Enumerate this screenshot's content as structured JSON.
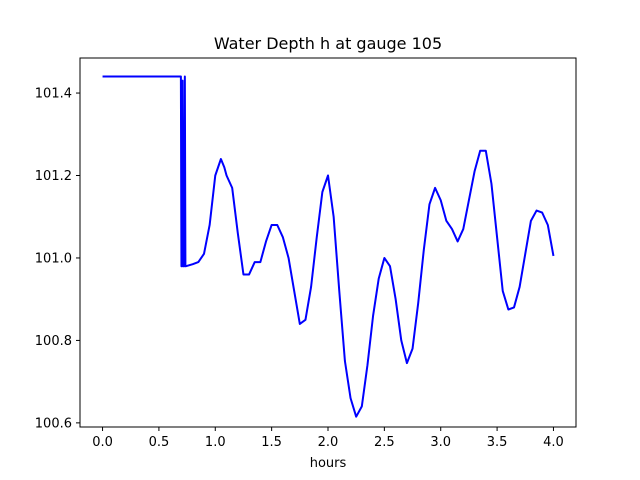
{
  "chart_data": {
    "type": "line",
    "title": "Water Depth h at gauge 105",
    "xlabel": "hours",
    "ylabel": "",
    "xlim": [
      -0.2,
      4.2
    ],
    "ylim": [
      100.59,
      101.485
    ],
    "xticks": [
      0.0,
      0.5,
      1.0,
      1.5,
      2.0,
      2.5,
      3.0,
      3.5,
      4.0
    ],
    "xtick_labels": [
      "0.0",
      "0.5",
      "1.0",
      "1.5",
      "2.0",
      "2.5",
      "3.0",
      "3.5",
      "4.0"
    ],
    "yticks": [
      100.6,
      100.8,
      101.0,
      101.2,
      101.4
    ],
    "ytick_labels": [
      "100.6",
      "100.8",
      "101.0",
      "101.2",
      "101.4"
    ],
    "grid": false,
    "legend": "none",
    "series": [
      {
        "color": "#0000ff",
        "x": [
          0.0,
          0.2,
          0.4,
          0.6,
          0.69,
          0.695,
          0.7,
          0.705,
          0.71,
          0.715,
          0.72,
          0.725,
          0.73,
          0.735,
          0.74,
          0.8,
          0.85,
          0.9,
          0.95,
          1.0,
          1.05,
          1.08,
          1.1,
          1.15,
          1.2,
          1.25,
          1.3,
          1.35,
          1.4,
          1.45,
          1.5,
          1.55,
          1.6,
          1.65,
          1.7,
          1.75,
          1.8,
          1.85,
          1.9,
          1.95,
          2.0,
          2.05,
          2.1,
          2.15,
          2.2,
          2.25,
          2.3,
          2.35,
          2.4,
          2.45,
          2.5,
          2.55,
          2.6,
          2.65,
          2.7,
          2.75,
          2.8,
          2.85,
          2.9,
          2.95,
          3.0,
          3.05,
          3.1,
          3.15,
          3.2,
          3.25,
          3.3,
          3.35,
          3.4,
          3.45,
          3.5,
          3.55,
          3.6,
          3.65,
          3.7,
          3.75,
          3.8,
          3.85,
          3.9,
          3.95,
          4.0
        ],
        "y": [
          101.44,
          101.44,
          101.44,
          101.44,
          101.44,
          101.44,
          100.98,
          100.98,
          101.43,
          100.98,
          100.98,
          100.98,
          101.44,
          100.98,
          100.98,
          100.985,
          100.99,
          101.01,
          101.08,
          101.2,
          101.24,
          101.22,
          101.2,
          101.17,
          101.06,
          100.96,
          100.96,
          100.99,
          100.99,
          101.04,
          101.08,
          101.08,
          101.05,
          101.0,
          100.92,
          100.84,
          100.85,
          100.93,
          101.05,
          101.16,
          101.2,
          101.1,
          100.92,
          100.75,
          100.66,
          100.615,
          100.64,
          100.74,
          100.86,
          100.95,
          101.0,
          100.98,
          100.9,
          100.8,
          100.745,
          100.78,
          100.89,
          101.02,
          101.13,
          101.17,
          101.14,
          101.09,
          101.07,
          101.04,
          101.07,
          101.14,
          101.21,
          101.26,
          101.26,
          101.18,
          101.05,
          100.92,
          100.875,
          100.88,
          100.93,
          101.01,
          101.09,
          101.115,
          101.11,
          101.08,
          101.005
        ]
      }
    ]
  }
}
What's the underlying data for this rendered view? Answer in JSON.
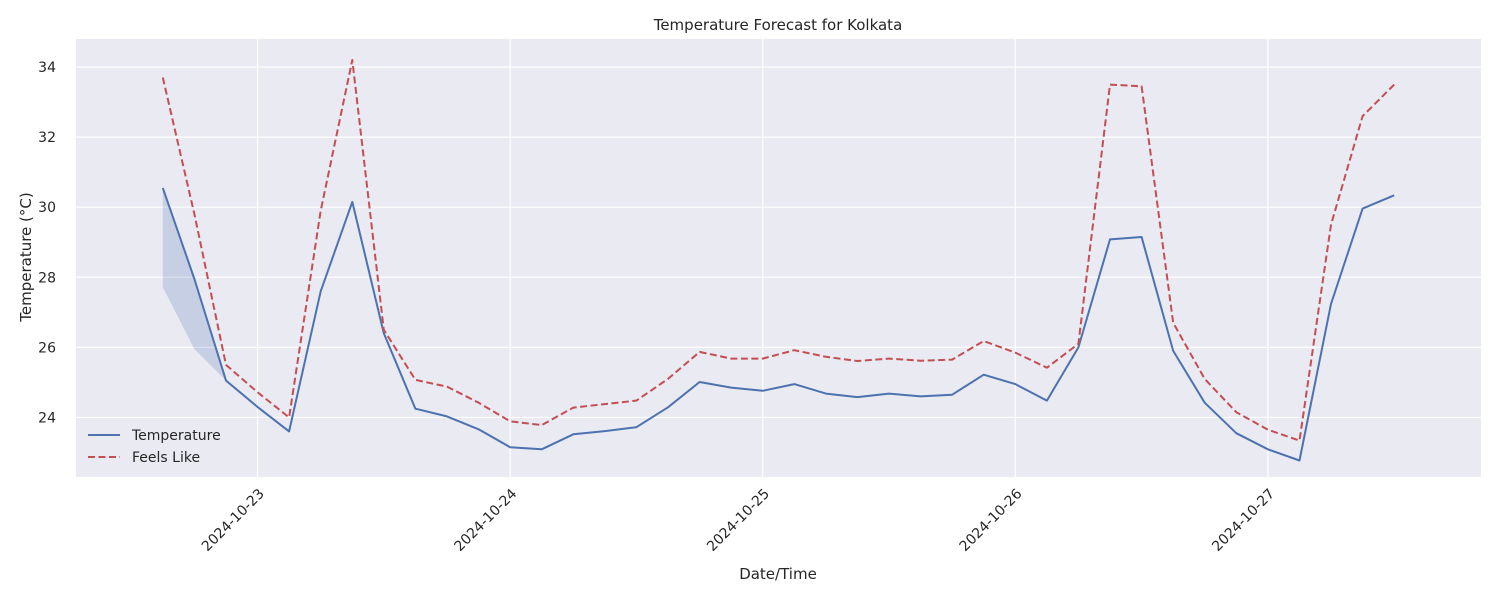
{
  "chart_data": {
    "type": "line",
    "title": "Temperature Forecast for Kolkata",
    "xlabel": "Date/Time",
    "ylabel": "Temperature (°C)",
    "x_ticks": [
      "2024-10-23",
      "2024-10-24",
      "2024-10-25",
      "2024-10-26",
      "2024-10-27"
    ],
    "y_ticks": [
      24,
      26,
      28,
      30,
      32,
      34
    ],
    "ylim": [
      22.3,
      34.8
    ],
    "xlim": [
      "2024-10-22 06:45",
      "2024-10-27 20:15"
    ],
    "x": [
      "2024-10-22 15:00",
      "2024-10-22 18:00",
      "2024-10-22 21:00",
      "2024-10-23 00:00",
      "2024-10-23 03:00",
      "2024-10-23 06:00",
      "2024-10-23 09:00",
      "2024-10-23 12:00",
      "2024-10-23 15:00",
      "2024-10-23 18:00",
      "2024-10-23 21:00",
      "2024-10-24 00:00",
      "2024-10-24 03:00",
      "2024-10-24 06:00",
      "2024-10-24 09:00",
      "2024-10-24 12:00",
      "2024-10-24 15:00",
      "2024-10-24 18:00",
      "2024-10-24 21:00",
      "2024-10-25 00:00",
      "2024-10-25 03:00",
      "2024-10-25 06:00",
      "2024-10-25 09:00",
      "2024-10-25 12:00",
      "2024-10-25 15:00",
      "2024-10-25 18:00",
      "2024-10-25 21:00",
      "2024-10-26 00:00",
      "2024-10-26 03:00",
      "2024-10-26 06:00",
      "2024-10-26 09:00",
      "2024-10-26 12:00",
      "2024-10-26 15:00",
      "2024-10-26 18:00",
      "2024-10-26 21:00",
      "2024-10-27 00:00",
      "2024-10-27 03:00",
      "2024-10-27 06:00",
      "2024-10-27 09:00",
      "2024-10-27 12:00"
    ],
    "series": [
      {
        "name": "Temperature",
        "style": "solid",
        "color": "#4c72b0",
        "values": [
          30.55,
          27.95,
          25.05,
          24.3,
          23.6,
          27.6,
          30.15,
          26.4,
          24.25,
          24.03,
          23.66,
          23.15,
          23.09,
          23.52,
          23.61,
          23.72,
          24.29,
          25.01,
          24.85,
          24.76,
          24.95,
          24.68,
          24.58,
          24.68,
          24.6,
          24.65,
          25.22,
          24.95,
          24.48,
          26.0,
          29.08,
          29.15,
          25.9,
          24.42,
          23.55,
          23.09,
          22.77,
          27.24,
          29.96,
          30.34
        ]
      },
      {
        "name": "Feels Like",
        "style": "dashed",
        "color": "#c44e52",
        "values": [
          33.7,
          29.8,
          25.5,
          24.72,
          24.0,
          29.9,
          34.2,
          26.5,
          25.07,
          24.88,
          24.42,
          23.89,
          23.78,
          24.28,
          24.38,
          24.48,
          25.1,
          25.87,
          25.68,
          25.68,
          25.92,
          25.73,
          25.61,
          25.68,
          25.62,
          25.65,
          26.18,
          25.85,
          25.42,
          26.1,
          33.5,
          33.45,
          26.7,
          25.1,
          24.15,
          23.65,
          23.34,
          29.5,
          32.6,
          33.5
        ]
      }
    ],
    "band": {
      "x": [
        "2024-10-22 15:00",
        "2024-10-22 18:00",
        "2024-10-22 21:00"
      ],
      "upper": [
        30.55,
        27.95,
        25.05
      ],
      "lower": [
        27.72,
        25.95,
        25.05
      ],
      "color": "#4c72b0"
    },
    "grid": true,
    "legend_position": "lower-left",
    "colors": {
      "plot_background": "#eaeaf2",
      "grid": "#ffffff",
      "text": "#262626"
    }
  }
}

----------

*WHAT TO PRODUCE:* Pictures are to be left out; all else in the entries above is to be quoted exactly.

*THE OUTPUT:*
Enumerate this screenshot's content as structured JSON.
{
  "chart_data": {
    "type": "line",
    "title": "Water Depth h at gauge 105",
    "xlabel": "hours",
    "ylabel": "",
    "xlim": [
      -0.2,
      4.2
    ],
    "ylim": [
      100.59,
      101.485
    ],
    "xticks": [
      0.0,
      0.5,
      1.0,
      1.5,
      2.0,
      2.5,
      3.0,
      3.5,
      4.0
    ],
    "xtick_labels": [
      "0.0",
      "0.5",
      "1.0",
      "1.5",
      "2.0",
      "2.5",
      "3.0",
      "3.5",
      "4.0"
    ],
    "yticks": [
      100.6,
      100.8,
      101.0,
      101.2,
      101.4
    ],
    "ytick_labels": [
      "100.6",
      "100.8",
      "101.0",
      "101.2",
      "101.4"
    ],
    "grid": false,
    "legend": "none",
    "series": [
      {
        "color": "#0000ff",
        "x": [
          0.0,
          0.2,
          0.4,
          0.6,
          0.69,
          0.695,
          0.7,
          0.705,
          0.71,
          0.715,
          0.72,
          0.725,
          0.73,
          0.735,
          0.74,
          0.8,
          0.85,
          0.9,
          0.95,
          1.0,
          1.05,
          1.08,
          1.1,
          1.15,
          1.2,
          1.25,
          1.3,
          1.35,
          1.4,
          1.45,
          1.5,
          1.55,
          1.6,
          1.65,
          1.7,
          1.75,
          1.8,
          1.85,
          1.9,
          1.95,
          2.0,
          2.05,
          2.1,
          2.15,
          2.2,
          2.25,
          2.3,
          2.35,
          2.4,
          2.45,
          2.5,
          2.55,
          2.6,
          2.65,
          2.7,
          2.75,
          2.8,
          2.85,
          2.9,
          2.95,
          3.0,
          3.05,
          3.1,
          3.15,
          3.2,
          3.25,
          3.3,
          3.35,
          3.4,
          3.45,
          3.5,
          3.55,
          3.6,
          3.65,
          3.7,
          3.75,
          3.8,
          3.85,
          3.9,
          3.95,
          4.0
        ],
        "y": [
          101.44,
          101.44,
          101.44,
          101.44,
          101.44,
          101.44,
          100.98,
          100.98,
          101.43,
          100.98,
          100.98,
          100.98,
          101.44,
          100.98,
          100.98,
          100.985,
          100.99,
          101.01,
          101.08,
          101.2,
          101.24,
          101.22,
          101.2,
          101.17,
          101.06,
          100.96,
          100.96,
          100.99,
          100.99,
          101.04,
          101.08,
          101.08,
          101.05,
          101.0,
          100.92,
          100.84,
          100.85,
          100.93,
          101.05,
          101.16,
          101.2,
          101.1,
          100.92,
          100.75,
          100.66,
          100.615,
          100.64,
          100.74,
          100.86,
          100.95,
          101.0,
          100.98,
          100.9,
          100.8,
          100.745,
          100.78,
          100.89,
          101.02,
          101.13,
          101.17,
          101.14,
          101.09,
          101.07,
          101.04,
          101.07,
          101.14,
          101.21,
          101.26,
          101.26,
          101.18,
          101.05,
          100.92,
          100.875,
          100.88,
          100.93,
          101.01,
          101.09,
          101.115,
          101.11,
          101.08,
          101.005
        ]
      }
    ]
  }
}
What's the underlying data for this rendered view? Answer in JSON.
{
  "chart_data": {
    "type": "line",
    "title": "Temperature Forecast for Kolkata",
    "xlabel": "Date/Time",
    "ylabel": "Temperature (°C)",
    "x_ticks": [
      "2024-10-23",
      "2024-10-24",
      "2024-10-25",
      "2024-10-26",
      "2024-10-27"
    ],
    "y_ticks": [
      24,
      26,
      28,
      30,
      32,
      34
    ],
    "ylim": [
      22.3,
      34.8
    ],
    "xlim": [
      "2024-10-22 06:45",
      "2024-10-27 20:15"
    ],
    "x": [
      "2024-10-22 15:00",
      "2024-10-22 18:00",
      "2024-10-22 21:00",
      "2024-10-23 00:00",
      "2024-10-23 03:00",
      "2024-10-23 06:00",
      "2024-10-23 09:00",
      "2024-10-23 12:00",
      "2024-10-23 15:00",
      "2024-10-23 18:00",
      "2024-10-23 21:00",
      "2024-10-24 00:00",
      "2024-10-24 03:00",
      "2024-10-24 06:00",
      "2024-10-24 09:00",
      "2024-10-24 12:00",
      "2024-10-24 15:00",
      "2024-10-24 18:00",
      "2024-10-24 21:00",
      "2024-10-25 00:00",
      "2024-10-25 03:00",
      "2024-10-25 06:00",
      "2024-10-25 09:00",
      "2024-10-25 12:00",
      "2024-10-25 15:00",
      "2024-10-25 18:00",
      "2024-10-25 21:00",
      "2024-10-26 00:00",
      "2024-10-26 03:00",
      "2024-10-26 06:00",
      "2024-10-26 09:00",
      "2024-10-26 12:00",
      "2024-10-26 15:00",
      "2024-10-26 18:00",
      "2024-10-26 21:00",
      "2024-10-27 00:00",
      "2024-10-27 03:00",
      "2024-10-27 06:00",
      "2024-10-27 09:00",
      "2024-10-27 12:00"
    ],
    "series": [
      {
        "name": "Temperature",
        "style": "solid",
        "color": "#4c72b0",
        "values": [
          30.55,
          27.95,
          25.05,
          24.3,
          23.6,
          27.6,
          30.15,
          26.4,
          24.25,
          24.03,
          23.66,
          23.15,
          23.09,
          23.52,
          23.61,
          23.72,
          24.29,
          25.01,
          24.85,
          24.76,
          24.95,
          24.68,
          24.58,
          24.68,
          24.6,
          24.65,
          25.22,
          24.95,
          24.48,
          26.0,
          29.08,
          29.15,
          25.9,
          24.42,
          23.55,
          23.09,
          22.77,
          27.24,
          29.96,
          30.34
        ]
      },
      {
        "name": "Feels Like",
        "style": "dashed",
        "color": "#c44e52",
        "values": [
          33.7,
          29.8,
          25.5,
          24.72,
          24.0,
          29.9,
          34.2,
          26.5,
          25.07,
          24.88,
          24.42,
          23.89,
          23.78,
          24.28,
          24.38,
          24.48,
          25.1,
          25.87,
          25.68,
          25.68,
          25.92,
          25.73,
          25.61,
          25.68,
          25.62,
          25.65,
          26.18,
          25.85,
          25.42,
          26.1,
          33.5,
          33.45,
          26.7,
          25.1,
          24.15,
          23.65,
          23.34,
          29.5,
          32.6,
          33.5
        ]
      }
    ],
    "band": {
      "x": [
        "2024-10-22 15:00",
        "2024-10-22 18:00",
        "2024-10-22 21:00"
      ],
      "upper": [
        30.55,
        27.95,
        25.05
      ],
      "lower": [
        27.72,
        25.95,
        25.05
      ],
      "color": "#4c72b0"
    },
    "grid": true,
    "legend_position": "lower-left",
    "colors": {
      "plot_background": "#eaeaf2",
      "grid": "#ffffff",
      "text": "#262626"
    }
  }
}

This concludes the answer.